Task brief: Every line below that contains "this" is to be copied.

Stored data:

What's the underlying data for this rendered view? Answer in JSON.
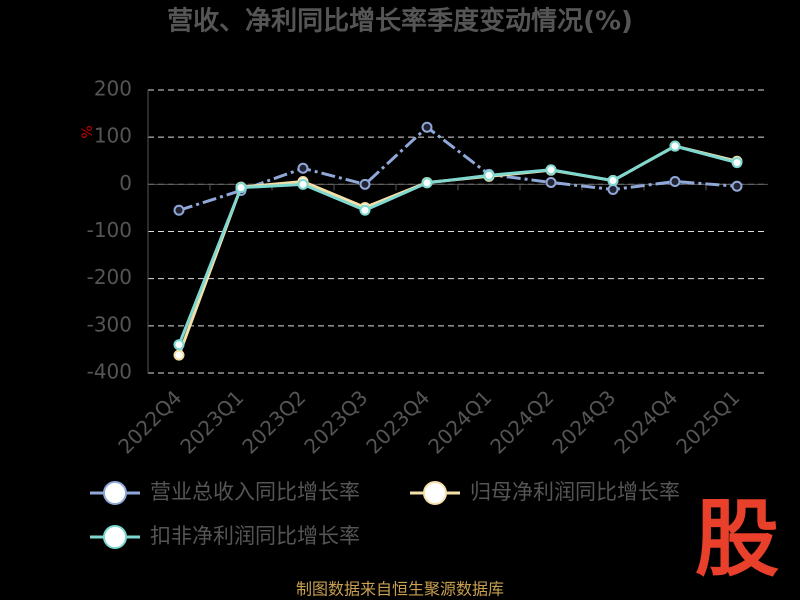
{
  "chart_data": {
    "type": "line",
    "title": "营收、净利同比增长率季度变动情况(%)",
    "y_label": "%",
    "categories": [
      "2022Q4",
      "2023Q1",
      "2023Q2",
      "2023Q3",
      "2023Q4",
      "2024Q1",
      "2024Q2",
      "2024Q3",
      "2024Q4",
      "2025Q1"
    ],
    "series": [
      {
        "name": "营业总收入同比增长率",
        "color": "#8fa8d8",
        "values": [
          -55,
          -13,
          34,
          0,
          121,
          21,
          4,
          -11,
          6,
          -4
        ]
      },
      {
        "name": "归母净利润同比增长率",
        "color": "#f5dfa8",
        "values": [
          -362,
          -6,
          6,
          -49,
          4,
          17,
          30,
          8,
          81,
          49
        ]
      },
      {
        "name": "扣非净利润同比增长率",
        "color": "#7fd8d0",
        "values": [
          -340,
          -7,
          0,
          -55,
          3,
          19,
          31,
          8,
          81,
          46
        ]
      }
    ],
    "ylim": [
      -400,
      200
    ],
    "yticks": [
      -400,
      -300,
      -200,
      -100,
      0,
      100,
      200
    ],
    "grid": true,
    "source": "制图数据来自恒生聚源数据库",
    "logo": "股"
  }
}
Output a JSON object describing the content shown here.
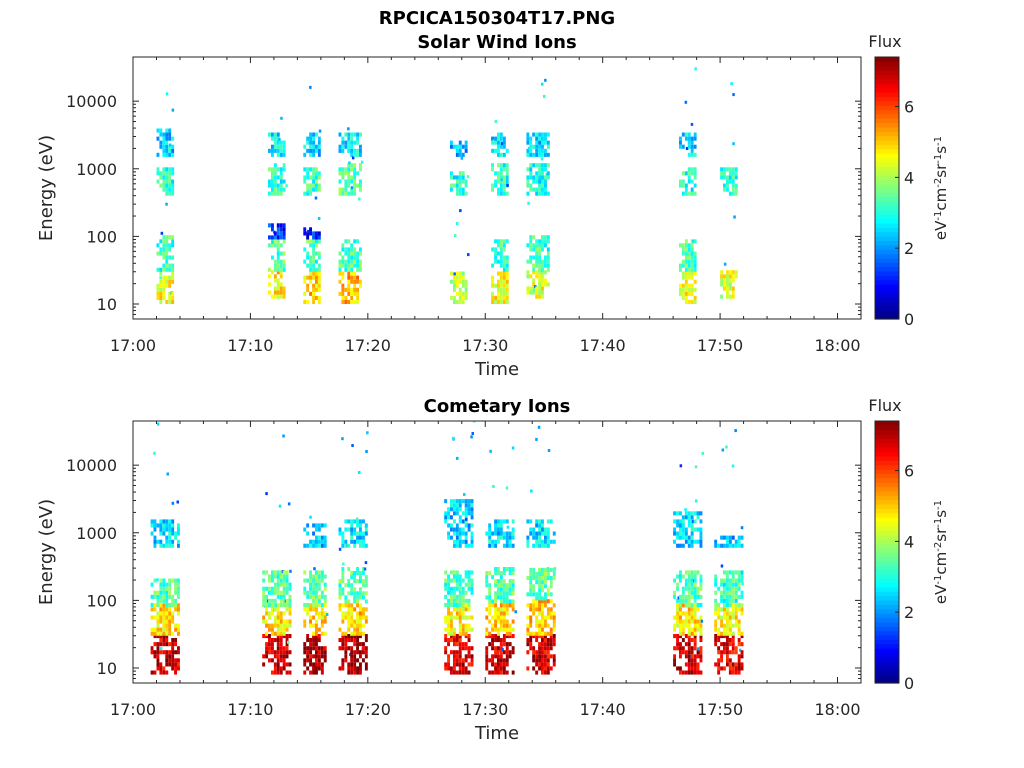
{
  "figure_title": "RPCICA150304T17.PNG",
  "colormap": "jet",
  "chart_data": [
    {
      "type": "heatmap",
      "title": "Solar Wind Ions",
      "xlabel": "Time",
      "ylabel": "Energy (eV)",
      "yscale": "log",
      "xlim": [
        "17:00",
        "18:02"
      ],
      "ylim": [
        6,
        45000
      ],
      "xticks": [
        "17:00",
        "17:10",
        "17:20",
        "17:30",
        "17:40",
        "17:50",
        "18:00"
      ],
      "yticks": [
        10,
        100,
        1000,
        10000
      ],
      "ytick_labels": [
        "10",
        "100",
        "1000",
        "10000"
      ],
      "colorbar": {
        "title": "Flux",
        "label": "eV-1cm-2sr-1s-1",
        "ticks": [
          "0",
          "2",
          "4",
          "6"
        ],
        "range": [
          0,
          7.4
        ]
      },
      "grid": false,
      "clusters": [
        {
          "start": "17:02:00",
          "end": "17:03:30",
          "hi": [
            {
              "emin": 10,
              "emax": 30,
              "v": 4.5
            },
            {
              "emin": 30,
              "emax": 100,
              "v": 3.2
            },
            {
              "emin": 400,
              "emax": 1000,
              "v": 3.0
            },
            {
              "emin": 1500,
              "emax": 3500,
              "v": 2.4
            }
          ]
        },
        {
          "start": "17:11:30",
          "end": "17:13:00",
          "hi": [
            {
              "emin": 12,
              "emax": 30,
              "v": 4.8
            },
            {
              "emin": 30,
              "emax": 80,
              "v": 3.4
            },
            {
              "emin": 90,
              "emax": 150,
              "v": 1.2
            },
            {
              "emin": 400,
              "emax": 1200,
              "v": 3.1
            },
            {
              "emin": 1500,
              "emax": 3000,
              "v": 2.6
            }
          ]
        },
        {
          "start": "17:14:30",
          "end": "17:16:00",
          "hi": [
            {
              "emin": 10,
              "emax": 28,
              "v": 5.0
            },
            {
              "emin": 30,
              "emax": 90,
              "v": 3.3
            },
            {
              "emin": 90,
              "emax": 130,
              "v": 1.0
            },
            {
              "emin": 400,
              "emax": 1000,
              "v": 3.2
            },
            {
              "emin": 1500,
              "emax": 3000,
              "v": 2.5
            }
          ]
        },
        {
          "start": "17:17:30",
          "end": "17:19:30",
          "hi": [
            {
              "emin": 10,
              "emax": 30,
              "v": 5.2
            },
            {
              "emin": 30,
              "emax": 80,
              "v": 3.3
            },
            {
              "emin": 400,
              "emax": 1100,
              "v": 3.4
            },
            {
              "emin": 1500,
              "emax": 3000,
              "v": 2.7
            }
          ]
        },
        {
          "start": "17:27:00",
          "end": "17:28:30",
          "hi": [
            {
              "emin": 10,
              "emax": 30,
              "v": 4.2
            },
            {
              "emin": 400,
              "emax": 900,
              "v": 3.0
            },
            {
              "emin": 1500,
              "emax": 2500,
              "v": 2.2
            }
          ]
        },
        {
          "start": "17:30:30",
          "end": "17:32:00",
          "hi": [
            {
              "emin": 10,
              "emax": 30,
              "v": 4.6
            },
            {
              "emin": 30,
              "emax": 90,
              "v": 3.1
            },
            {
              "emin": 400,
              "emax": 1100,
              "v": 3.1
            },
            {
              "emin": 1500,
              "emax": 3000,
              "v": 2.6
            }
          ]
        },
        {
          "start": "17:33:30",
          "end": "17:35:30",
          "hi": [
            {
              "emin": 12,
              "emax": 30,
              "v": 4.4
            },
            {
              "emin": 30,
              "emax": 100,
              "v": 3.2
            },
            {
              "emin": 400,
              "emax": 1200,
              "v": 3.0
            },
            {
              "emin": 1500,
              "emax": 3200,
              "v": 2.5
            }
          ]
        },
        {
          "start": "17:46:30",
          "end": "17:48:00",
          "hi": [
            {
              "emin": 10,
              "emax": 30,
              "v": 4.5
            },
            {
              "emin": 30,
              "emax": 90,
              "v": 3.3
            },
            {
              "emin": 400,
              "emax": 1000,
              "v": 3.0
            },
            {
              "emin": 1500,
              "emax": 3000,
              "v": 2.6
            }
          ]
        },
        {
          "start": "17:50:00",
          "end": "17:51:30",
          "hi": [
            {
              "emin": 12,
              "emax": 28,
              "v": 4.4
            },
            {
              "emin": 400,
              "emax": 1000,
              "v": 3.1
            }
          ]
        }
      ]
    },
    {
      "type": "heatmap",
      "title": "Cometary Ions",
      "xlabel": "Time",
      "ylabel": "Energy (eV)",
      "yscale": "log",
      "xlim": [
        "17:00",
        "18:02"
      ],
      "ylim": [
        6,
        45000
      ],
      "xticks": [
        "17:00",
        "17:10",
        "17:20",
        "17:30",
        "17:40",
        "17:50",
        "18:00"
      ],
      "yticks": [
        10,
        100,
        1000,
        10000
      ],
      "ytick_labels": [
        "10",
        "100",
        "1000",
        "10000"
      ],
      "colorbar": {
        "title": "Flux",
        "label": "eV-1cm-2sr-1s-1",
        "ticks": [
          "0",
          "2",
          "4",
          "6"
        ],
        "range": [
          0,
          7.4
        ]
      },
      "grid": false,
      "clusters": [
        {
          "start": "17:01:30",
          "end": "17:04:00",
          "hi": [
            {
              "emin": 8,
              "emax": 30,
              "v": 6.8
            },
            {
              "emin": 30,
              "emax": 80,
              "v": 4.8
            },
            {
              "emin": 80,
              "emax": 200,
              "v": 3.4
            },
            {
              "emin": 600,
              "emax": 1400,
              "v": 2.5
            }
          ]
        },
        {
          "start": "17:11:00",
          "end": "17:13:30",
          "hi": [
            {
              "emin": 8,
              "emax": 30,
              "v": 6.9
            },
            {
              "emin": 30,
              "emax": 80,
              "v": 4.8
            },
            {
              "emin": 80,
              "emax": 250,
              "v": 3.4
            }
          ]
        },
        {
          "start": "17:14:30",
          "end": "17:16:30",
          "hi": [
            {
              "emin": 8,
              "emax": 30,
              "v": 7.0
            },
            {
              "emin": 30,
              "emax": 80,
              "v": 4.9
            },
            {
              "emin": 80,
              "emax": 250,
              "v": 3.5
            },
            {
              "emin": 600,
              "emax": 1300,
              "v": 2.4
            }
          ]
        },
        {
          "start": "17:17:30",
          "end": "17:20:00",
          "hi": [
            {
              "emin": 8,
              "emax": 30,
              "v": 7.1
            },
            {
              "emin": 30,
              "emax": 90,
              "v": 5.0
            },
            {
              "emin": 90,
              "emax": 300,
              "v": 3.4
            },
            {
              "emin": 600,
              "emax": 1400,
              "v": 2.6
            }
          ]
        },
        {
          "start": "17:26:30",
          "end": "17:29:00",
          "hi": [
            {
              "emin": 8,
              "emax": 30,
              "v": 6.7
            },
            {
              "emin": 30,
              "emax": 80,
              "v": 4.7
            },
            {
              "emin": 80,
              "emax": 250,
              "v": 3.3
            },
            {
              "emin": 600,
              "emax": 2800,
              "v": 2.4
            }
          ]
        },
        {
          "start": "17:30:00",
          "end": "17:32:30",
          "hi": [
            {
              "emin": 8,
              "emax": 30,
              "v": 6.9
            },
            {
              "emin": 30,
              "emax": 90,
              "v": 4.9
            },
            {
              "emin": 90,
              "emax": 300,
              "v": 3.4
            },
            {
              "emin": 600,
              "emax": 1500,
              "v": 2.5
            }
          ]
        },
        {
          "start": "17:33:30",
          "end": "17:36:00",
          "hi": [
            {
              "emin": 8,
              "emax": 30,
              "v": 6.8
            },
            {
              "emin": 30,
              "emax": 100,
              "v": 5.0
            },
            {
              "emin": 100,
              "emax": 300,
              "v": 3.5
            },
            {
              "emin": 600,
              "emax": 1400,
              "v": 2.5
            }
          ]
        },
        {
          "start": "17:46:00",
          "end": "17:48:30",
          "hi": [
            {
              "emin": 8,
              "emax": 30,
              "v": 6.8
            },
            {
              "emin": 30,
              "emax": 80,
              "v": 4.8
            },
            {
              "emin": 80,
              "emax": 250,
              "v": 3.4
            },
            {
              "emin": 600,
              "emax": 2000,
              "v": 2.5
            }
          ]
        },
        {
          "start": "17:49:30",
          "end": "17:52:00",
          "hi": [
            {
              "emin": 8,
              "emax": 30,
              "v": 6.6
            },
            {
              "emin": 30,
              "emax": 80,
              "v": 4.6
            },
            {
              "emin": 80,
              "emax": 250,
              "v": 3.2
            },
            {
              "emin": 600,
              "emax": 900,
              "v": 2.3
            }
          ]
        }
      ]
    }
  ]
}
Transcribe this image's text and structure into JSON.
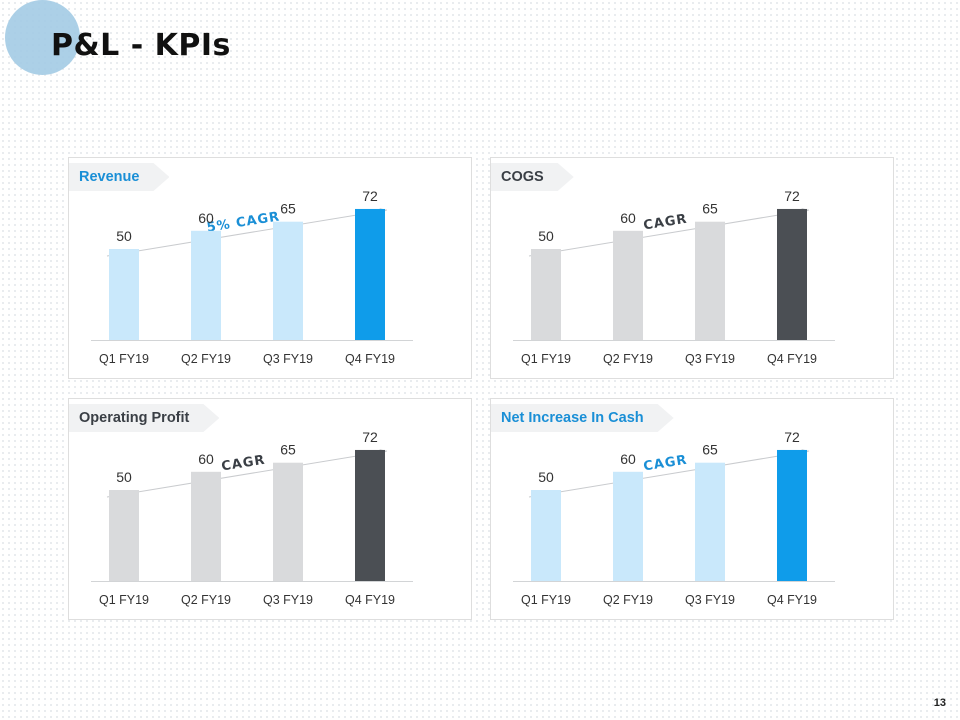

Task output:
What's the underlying data for this rendered view? Answer in JSON.
Transcribe this image's text and structure into JSON.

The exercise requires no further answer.